• **Input rows**:
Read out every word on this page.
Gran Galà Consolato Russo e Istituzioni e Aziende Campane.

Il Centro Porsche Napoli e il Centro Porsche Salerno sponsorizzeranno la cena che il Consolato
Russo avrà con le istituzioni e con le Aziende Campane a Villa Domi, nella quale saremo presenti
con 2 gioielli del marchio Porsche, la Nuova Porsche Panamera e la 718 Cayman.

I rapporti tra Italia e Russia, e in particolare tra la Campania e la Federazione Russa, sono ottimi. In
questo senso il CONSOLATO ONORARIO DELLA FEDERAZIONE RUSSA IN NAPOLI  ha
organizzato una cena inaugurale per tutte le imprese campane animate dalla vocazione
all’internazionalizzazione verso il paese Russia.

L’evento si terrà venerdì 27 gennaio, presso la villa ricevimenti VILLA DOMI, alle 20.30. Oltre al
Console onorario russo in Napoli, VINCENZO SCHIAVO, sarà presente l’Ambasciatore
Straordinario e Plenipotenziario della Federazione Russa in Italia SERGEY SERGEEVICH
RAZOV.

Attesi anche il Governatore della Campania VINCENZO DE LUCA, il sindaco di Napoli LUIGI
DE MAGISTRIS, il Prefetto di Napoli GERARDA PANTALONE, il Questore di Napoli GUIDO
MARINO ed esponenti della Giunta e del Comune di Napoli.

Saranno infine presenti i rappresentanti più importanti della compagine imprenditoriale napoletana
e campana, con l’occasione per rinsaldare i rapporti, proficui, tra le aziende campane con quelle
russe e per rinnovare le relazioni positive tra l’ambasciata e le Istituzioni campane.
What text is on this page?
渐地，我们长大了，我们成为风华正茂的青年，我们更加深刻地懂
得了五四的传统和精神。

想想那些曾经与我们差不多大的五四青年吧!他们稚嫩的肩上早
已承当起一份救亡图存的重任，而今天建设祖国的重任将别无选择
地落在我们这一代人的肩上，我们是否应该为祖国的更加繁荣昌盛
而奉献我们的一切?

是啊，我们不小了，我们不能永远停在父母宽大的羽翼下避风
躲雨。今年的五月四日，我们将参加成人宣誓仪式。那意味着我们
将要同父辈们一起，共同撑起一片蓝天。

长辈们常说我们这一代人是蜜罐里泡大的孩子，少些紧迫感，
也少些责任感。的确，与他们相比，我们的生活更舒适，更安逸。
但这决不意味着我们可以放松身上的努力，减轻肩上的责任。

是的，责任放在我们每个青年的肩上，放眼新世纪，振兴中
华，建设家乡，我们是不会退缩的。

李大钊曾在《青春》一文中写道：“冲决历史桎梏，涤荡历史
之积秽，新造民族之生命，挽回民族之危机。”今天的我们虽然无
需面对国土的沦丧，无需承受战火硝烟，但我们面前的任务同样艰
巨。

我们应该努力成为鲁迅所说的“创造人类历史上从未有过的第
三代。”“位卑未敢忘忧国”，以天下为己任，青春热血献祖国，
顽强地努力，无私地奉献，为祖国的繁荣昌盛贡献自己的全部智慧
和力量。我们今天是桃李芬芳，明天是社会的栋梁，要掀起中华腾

• **Exercise objective**: Only the lines from the one that contains "What text is on this page?" through the last line should be repeated, each exactly as it stands, with both ends included.

• **In response**:
What text is on this page?
渐地，我们长大了，我们成为风华正茂的青年，我们更加深刻地懂
得了五四的传统和精神。

想想那些曾经与我们差不多大的五四青年吧!他们稚嫩的肩上早
已承当起一份救亡图存的重任，而今天建设祖国的重任将别无选择
地落在我们这一代人的肩上，我们是否应该为祖国的更加繁荣昌盛
而奉献我们的一切?

是啊，我们不小了，我们不能永远停在父母宽大的羽翼下避风
躲雨。今年的五月四日，我们将参加成人宣誓仪式。那意味着我们
将要同父辈们一起，共同撑起一片蓝天。

长辈们常说我们这一代人是蜜罐里泡大的孩子，少些紧迫感，
也少些责任感。的确，与他们相比，我们的生活更舒适，更安逸。
但这决不意味着我们可以放松身上的努力，减轻肩上的责任。

是的，责任放在我们每个青年的肩上，放眼新世纪，振兴中
华，建设家乡，我们是不会退缩的。

李大钊曾在《青春》一文中写道：“冲决历史桎梏，涤荡历史
之积秽，新造民族之生命，挽回民族之危机。”今天的我们虽然无
需面对国土的沦丧，无需承受战火硝烟，但我们面前的任务同样艰
巨。

我们应该努力成为鲁迅所说的“创造人类历史上从未有过的第
三代。”“位卑未敢忘忧国”，以天下为己任，青春热血献祖国，
顽强地努力，无私地奉献，为祖国的繁荣昌盛贡献自己的全部智慧
和力量。我们今天是桃李芬芳，明天是社会的栋梁，要掀起中华腾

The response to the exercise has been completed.